> **Extracted information**
begin
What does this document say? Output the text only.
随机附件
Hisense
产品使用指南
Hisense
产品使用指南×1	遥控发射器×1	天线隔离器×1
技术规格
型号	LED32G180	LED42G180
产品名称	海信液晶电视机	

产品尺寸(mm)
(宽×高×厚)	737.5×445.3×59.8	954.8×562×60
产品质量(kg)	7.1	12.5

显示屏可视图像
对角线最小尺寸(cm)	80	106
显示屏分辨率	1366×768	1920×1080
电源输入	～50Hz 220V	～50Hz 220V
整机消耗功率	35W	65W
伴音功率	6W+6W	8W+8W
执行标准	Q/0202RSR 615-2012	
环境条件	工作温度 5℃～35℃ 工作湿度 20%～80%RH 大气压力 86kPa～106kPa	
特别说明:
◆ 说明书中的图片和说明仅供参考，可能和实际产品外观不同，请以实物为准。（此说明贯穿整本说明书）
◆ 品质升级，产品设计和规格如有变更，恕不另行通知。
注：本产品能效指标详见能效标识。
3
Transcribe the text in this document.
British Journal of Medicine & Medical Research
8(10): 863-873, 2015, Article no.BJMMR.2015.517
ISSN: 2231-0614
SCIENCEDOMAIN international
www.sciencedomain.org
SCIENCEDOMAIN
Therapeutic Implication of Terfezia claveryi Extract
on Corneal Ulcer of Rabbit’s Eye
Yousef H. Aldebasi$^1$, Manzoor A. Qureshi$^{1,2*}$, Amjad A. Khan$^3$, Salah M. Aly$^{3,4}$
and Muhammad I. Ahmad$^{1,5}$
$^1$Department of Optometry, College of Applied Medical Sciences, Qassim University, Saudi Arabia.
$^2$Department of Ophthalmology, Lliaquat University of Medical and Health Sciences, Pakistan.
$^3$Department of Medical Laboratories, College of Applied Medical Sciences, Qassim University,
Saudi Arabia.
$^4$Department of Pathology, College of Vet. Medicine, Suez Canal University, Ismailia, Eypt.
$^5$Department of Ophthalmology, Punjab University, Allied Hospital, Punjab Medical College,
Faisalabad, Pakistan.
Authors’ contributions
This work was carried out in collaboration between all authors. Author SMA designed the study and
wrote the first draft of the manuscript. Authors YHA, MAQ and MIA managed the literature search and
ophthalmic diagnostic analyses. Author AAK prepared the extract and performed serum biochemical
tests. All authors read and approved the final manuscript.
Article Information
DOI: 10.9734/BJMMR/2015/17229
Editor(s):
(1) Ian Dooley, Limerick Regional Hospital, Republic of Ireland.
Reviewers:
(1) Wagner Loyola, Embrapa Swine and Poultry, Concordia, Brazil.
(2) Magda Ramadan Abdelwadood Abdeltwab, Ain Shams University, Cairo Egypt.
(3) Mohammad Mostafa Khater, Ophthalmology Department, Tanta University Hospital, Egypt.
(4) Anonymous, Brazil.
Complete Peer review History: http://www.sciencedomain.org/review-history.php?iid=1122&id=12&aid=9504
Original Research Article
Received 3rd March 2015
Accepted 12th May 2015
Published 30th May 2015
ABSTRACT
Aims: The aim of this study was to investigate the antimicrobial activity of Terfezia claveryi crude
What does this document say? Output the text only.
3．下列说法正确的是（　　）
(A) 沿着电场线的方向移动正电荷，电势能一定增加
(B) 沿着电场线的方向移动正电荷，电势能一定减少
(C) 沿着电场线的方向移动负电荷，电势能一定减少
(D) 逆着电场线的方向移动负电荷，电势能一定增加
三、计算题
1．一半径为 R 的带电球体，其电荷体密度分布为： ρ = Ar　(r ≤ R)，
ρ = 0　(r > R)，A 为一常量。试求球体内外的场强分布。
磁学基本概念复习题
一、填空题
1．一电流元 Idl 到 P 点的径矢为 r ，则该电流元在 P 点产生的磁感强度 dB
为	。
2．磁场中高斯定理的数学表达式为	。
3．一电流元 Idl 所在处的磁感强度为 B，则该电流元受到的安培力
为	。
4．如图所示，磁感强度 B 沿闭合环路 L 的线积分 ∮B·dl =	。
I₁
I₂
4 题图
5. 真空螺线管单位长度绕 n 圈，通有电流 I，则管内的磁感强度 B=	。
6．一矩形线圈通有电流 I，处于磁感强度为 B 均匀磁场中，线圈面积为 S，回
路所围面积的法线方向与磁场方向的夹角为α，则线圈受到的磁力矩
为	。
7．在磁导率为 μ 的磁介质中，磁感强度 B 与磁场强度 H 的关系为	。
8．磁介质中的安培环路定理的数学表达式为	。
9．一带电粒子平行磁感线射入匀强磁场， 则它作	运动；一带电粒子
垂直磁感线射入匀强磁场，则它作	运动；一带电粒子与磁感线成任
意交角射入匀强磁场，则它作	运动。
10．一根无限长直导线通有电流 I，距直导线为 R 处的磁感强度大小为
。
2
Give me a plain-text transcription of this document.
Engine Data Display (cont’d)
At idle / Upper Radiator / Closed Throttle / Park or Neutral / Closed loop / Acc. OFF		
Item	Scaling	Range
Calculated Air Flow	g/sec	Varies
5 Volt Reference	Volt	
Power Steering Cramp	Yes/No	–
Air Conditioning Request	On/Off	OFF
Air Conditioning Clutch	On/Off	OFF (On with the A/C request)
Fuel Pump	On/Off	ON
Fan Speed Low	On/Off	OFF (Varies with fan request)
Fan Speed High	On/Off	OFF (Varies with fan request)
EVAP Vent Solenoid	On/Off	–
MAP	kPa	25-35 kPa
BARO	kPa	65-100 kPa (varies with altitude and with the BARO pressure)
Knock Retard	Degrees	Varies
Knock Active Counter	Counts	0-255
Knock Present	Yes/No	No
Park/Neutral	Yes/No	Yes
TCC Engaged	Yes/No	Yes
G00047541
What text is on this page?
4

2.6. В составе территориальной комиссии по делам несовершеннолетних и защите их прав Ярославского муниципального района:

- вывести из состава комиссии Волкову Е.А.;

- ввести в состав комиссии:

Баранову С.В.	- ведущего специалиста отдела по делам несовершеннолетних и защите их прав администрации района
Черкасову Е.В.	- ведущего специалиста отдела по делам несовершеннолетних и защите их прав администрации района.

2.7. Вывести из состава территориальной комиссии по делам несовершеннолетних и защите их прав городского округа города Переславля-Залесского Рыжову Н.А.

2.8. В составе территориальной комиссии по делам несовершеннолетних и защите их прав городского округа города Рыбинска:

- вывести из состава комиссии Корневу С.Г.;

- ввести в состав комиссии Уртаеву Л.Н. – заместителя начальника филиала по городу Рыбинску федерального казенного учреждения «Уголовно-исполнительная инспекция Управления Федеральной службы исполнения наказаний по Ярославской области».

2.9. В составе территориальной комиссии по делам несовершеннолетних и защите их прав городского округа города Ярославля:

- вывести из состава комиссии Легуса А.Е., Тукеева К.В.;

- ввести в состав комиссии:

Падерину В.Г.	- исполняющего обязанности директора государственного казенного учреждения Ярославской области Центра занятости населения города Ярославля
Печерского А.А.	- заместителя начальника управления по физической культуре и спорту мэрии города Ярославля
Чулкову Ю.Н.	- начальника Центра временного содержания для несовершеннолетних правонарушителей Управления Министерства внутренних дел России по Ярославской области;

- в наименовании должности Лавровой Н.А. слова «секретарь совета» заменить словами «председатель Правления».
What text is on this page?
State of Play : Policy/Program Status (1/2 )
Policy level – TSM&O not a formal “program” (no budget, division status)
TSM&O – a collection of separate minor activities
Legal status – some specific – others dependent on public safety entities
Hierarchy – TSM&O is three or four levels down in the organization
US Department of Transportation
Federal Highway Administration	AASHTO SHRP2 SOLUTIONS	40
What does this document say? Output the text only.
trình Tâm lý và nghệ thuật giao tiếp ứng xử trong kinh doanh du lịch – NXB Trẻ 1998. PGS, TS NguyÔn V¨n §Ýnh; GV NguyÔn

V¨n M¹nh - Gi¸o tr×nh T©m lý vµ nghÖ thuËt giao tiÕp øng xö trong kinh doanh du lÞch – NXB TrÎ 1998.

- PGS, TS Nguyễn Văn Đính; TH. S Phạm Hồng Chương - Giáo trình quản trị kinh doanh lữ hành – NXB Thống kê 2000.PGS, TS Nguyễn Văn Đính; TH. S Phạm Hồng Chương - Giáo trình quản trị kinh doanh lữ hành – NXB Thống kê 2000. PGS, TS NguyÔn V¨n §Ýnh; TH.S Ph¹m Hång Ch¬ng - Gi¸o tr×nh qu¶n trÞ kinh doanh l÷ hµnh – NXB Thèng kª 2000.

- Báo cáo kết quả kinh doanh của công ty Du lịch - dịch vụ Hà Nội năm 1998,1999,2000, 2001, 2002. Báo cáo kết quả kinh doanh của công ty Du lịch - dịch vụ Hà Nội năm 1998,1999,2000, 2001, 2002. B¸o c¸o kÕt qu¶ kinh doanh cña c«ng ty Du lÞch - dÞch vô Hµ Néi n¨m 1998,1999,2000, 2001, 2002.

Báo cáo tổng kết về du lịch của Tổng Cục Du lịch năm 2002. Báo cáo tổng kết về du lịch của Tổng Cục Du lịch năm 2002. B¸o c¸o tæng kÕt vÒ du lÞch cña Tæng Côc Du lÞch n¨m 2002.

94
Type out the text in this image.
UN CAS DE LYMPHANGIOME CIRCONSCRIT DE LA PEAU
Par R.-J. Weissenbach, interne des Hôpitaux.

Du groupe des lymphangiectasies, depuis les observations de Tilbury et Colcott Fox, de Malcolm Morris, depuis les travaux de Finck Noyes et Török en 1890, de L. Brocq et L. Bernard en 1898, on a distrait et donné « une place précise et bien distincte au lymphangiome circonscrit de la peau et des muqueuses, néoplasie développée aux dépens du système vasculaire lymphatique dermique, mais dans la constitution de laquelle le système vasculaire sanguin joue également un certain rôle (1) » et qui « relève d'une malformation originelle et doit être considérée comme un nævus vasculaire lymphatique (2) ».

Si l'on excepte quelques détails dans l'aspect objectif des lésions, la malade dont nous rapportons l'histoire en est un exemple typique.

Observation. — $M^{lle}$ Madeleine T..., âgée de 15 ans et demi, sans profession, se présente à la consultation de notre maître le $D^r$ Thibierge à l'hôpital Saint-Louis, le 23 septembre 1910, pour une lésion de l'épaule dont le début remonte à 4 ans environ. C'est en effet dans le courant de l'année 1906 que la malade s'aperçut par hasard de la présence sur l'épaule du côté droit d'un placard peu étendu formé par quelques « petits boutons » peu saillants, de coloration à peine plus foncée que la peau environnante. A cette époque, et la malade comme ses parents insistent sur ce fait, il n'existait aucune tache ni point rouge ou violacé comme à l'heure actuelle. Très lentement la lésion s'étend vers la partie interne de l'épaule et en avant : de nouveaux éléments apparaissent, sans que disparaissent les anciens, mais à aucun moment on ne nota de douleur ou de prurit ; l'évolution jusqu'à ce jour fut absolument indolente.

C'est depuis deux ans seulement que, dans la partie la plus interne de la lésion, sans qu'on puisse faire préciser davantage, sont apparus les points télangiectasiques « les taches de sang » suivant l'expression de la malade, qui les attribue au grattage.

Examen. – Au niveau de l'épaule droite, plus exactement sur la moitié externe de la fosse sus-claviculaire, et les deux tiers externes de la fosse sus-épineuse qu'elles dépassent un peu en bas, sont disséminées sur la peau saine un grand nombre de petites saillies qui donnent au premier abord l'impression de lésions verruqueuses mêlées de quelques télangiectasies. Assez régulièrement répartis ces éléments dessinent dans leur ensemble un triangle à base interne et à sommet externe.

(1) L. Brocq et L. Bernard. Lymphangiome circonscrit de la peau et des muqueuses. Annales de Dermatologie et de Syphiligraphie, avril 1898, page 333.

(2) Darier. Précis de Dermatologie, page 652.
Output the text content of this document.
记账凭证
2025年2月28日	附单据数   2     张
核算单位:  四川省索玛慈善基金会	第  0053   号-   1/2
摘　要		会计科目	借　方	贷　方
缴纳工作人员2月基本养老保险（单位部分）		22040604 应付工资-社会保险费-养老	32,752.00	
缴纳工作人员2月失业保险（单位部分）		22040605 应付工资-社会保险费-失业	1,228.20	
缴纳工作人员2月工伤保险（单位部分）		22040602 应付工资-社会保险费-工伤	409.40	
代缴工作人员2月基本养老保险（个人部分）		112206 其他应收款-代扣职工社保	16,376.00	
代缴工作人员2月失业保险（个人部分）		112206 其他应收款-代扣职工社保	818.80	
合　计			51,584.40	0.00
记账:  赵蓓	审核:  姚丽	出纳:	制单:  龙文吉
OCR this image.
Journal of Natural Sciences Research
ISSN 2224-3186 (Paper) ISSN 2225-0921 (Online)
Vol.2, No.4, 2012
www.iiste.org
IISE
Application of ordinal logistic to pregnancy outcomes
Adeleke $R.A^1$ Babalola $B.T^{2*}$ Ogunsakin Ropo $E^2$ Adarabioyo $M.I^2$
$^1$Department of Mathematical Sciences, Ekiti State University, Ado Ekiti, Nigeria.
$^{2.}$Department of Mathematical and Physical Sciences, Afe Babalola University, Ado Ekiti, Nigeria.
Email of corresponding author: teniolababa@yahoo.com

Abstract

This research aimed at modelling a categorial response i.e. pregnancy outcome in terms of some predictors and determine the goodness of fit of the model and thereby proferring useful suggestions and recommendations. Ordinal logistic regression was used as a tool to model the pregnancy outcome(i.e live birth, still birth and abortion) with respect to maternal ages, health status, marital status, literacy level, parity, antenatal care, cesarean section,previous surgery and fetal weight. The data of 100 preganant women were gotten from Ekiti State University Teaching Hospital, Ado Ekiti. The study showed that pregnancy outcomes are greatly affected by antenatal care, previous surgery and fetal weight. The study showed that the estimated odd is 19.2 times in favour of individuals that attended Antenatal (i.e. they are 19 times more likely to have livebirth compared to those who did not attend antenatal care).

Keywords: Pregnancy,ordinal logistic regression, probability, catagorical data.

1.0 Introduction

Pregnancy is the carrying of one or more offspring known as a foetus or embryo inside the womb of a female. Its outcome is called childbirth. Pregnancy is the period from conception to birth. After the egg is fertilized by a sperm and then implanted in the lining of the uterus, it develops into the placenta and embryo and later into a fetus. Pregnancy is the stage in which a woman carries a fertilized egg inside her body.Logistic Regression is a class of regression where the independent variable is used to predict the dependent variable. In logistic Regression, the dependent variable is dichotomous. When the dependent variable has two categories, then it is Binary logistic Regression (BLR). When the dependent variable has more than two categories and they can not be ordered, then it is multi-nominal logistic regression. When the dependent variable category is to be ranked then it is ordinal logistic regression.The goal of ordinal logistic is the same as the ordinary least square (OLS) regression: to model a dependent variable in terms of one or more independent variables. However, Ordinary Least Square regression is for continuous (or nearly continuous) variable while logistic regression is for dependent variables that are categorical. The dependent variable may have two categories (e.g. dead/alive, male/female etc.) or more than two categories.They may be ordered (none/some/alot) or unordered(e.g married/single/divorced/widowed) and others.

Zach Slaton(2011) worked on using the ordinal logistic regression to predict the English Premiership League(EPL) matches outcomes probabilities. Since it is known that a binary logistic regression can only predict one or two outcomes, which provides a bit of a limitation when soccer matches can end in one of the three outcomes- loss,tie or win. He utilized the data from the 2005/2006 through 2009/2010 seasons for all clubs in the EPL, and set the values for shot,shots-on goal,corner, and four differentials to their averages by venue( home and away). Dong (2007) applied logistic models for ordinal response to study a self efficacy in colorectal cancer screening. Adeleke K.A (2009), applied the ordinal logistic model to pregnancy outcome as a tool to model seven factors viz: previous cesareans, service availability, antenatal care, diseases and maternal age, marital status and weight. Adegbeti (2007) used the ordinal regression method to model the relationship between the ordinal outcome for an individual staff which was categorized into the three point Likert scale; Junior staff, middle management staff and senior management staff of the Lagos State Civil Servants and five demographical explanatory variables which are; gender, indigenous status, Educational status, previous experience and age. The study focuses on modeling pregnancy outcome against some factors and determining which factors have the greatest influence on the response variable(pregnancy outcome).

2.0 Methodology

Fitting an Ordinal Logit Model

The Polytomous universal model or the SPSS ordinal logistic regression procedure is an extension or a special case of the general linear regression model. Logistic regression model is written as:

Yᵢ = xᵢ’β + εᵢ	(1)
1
end
> **Required work**
Output a single number: how many lines contain the word "Hospital".

> **Task solution**
4